*Given text:*
________
Section 3.1 Organization, Qualification and Authority.
(a) Each of the Seller and the Seller Shareholder is a company duly organized, validly existing and in good standing under the laws of its jurisdiction of incorporation and has all necessary power and authority to enter into this Agreement and the other Transaction Documents to which it is a party, to carry out its obligations hereunder and thereunder and to consummate the transactions contemplated hereby and thereby. Each of the Seller and the Seller Shareholder is duly licensed or qualified to do business in each jurisdiction in which the business of the Target Group operates where the Seller or Seller Shareholder is required to have such license or qualification to own and operate the business of the Target Group.
(b) The execution and delivery of this Agreement and the other Transaction Documents by the Seller and the Seller Shareholder to which it is a party, the performance by the Seller and/or Seller Shareholder of its obligations hereunder and thereunder and the consummation by the Seller and/or Seller Shareholder of the transactions contemplated hereby and thereby have been or, in the case of the Transaction Documents other than this Agreement, will be, prior to execution thereof, duly authorized by all requisite action on the part of the Seller or Seller Shareholder. This Agreement has been and, upon execution, the other Transaction Documents to which it is a party will be, duly executed and delivered by the Seller and the Seller Shareholder, and (assuming due authorization, execution and delivery by other parties hereto and thereto) this Agreement constitutes and the other Transaction Documents will constitute legal, valid and binding obligations of the Seller and Seller Shareholder, enforceable against the Seller and Seller Shareholder in accordance with their respective terms. True and correct copies of the memorandum and articles of association (or equivalent Organizational Documents) of the Seller and Seller Shareholder as in effect on the date hereof have been delivered by the Seller Shareholder to the Buyer (or made available to the Buyer) prior to the date hereof.
________
*Stored data:*

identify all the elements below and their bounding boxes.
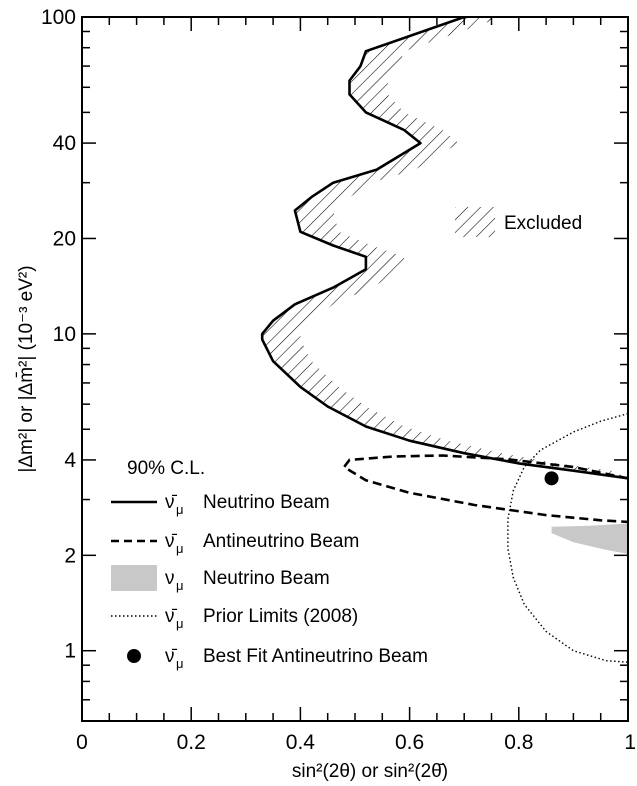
________
*Aim of the task:* According to the section on organization, qualification and authority, which party delivered copies of the Seller's and Seller Shareholder's memorandum and articles of association to the Buyer?

*Exercise result:* The Seller Shareholder.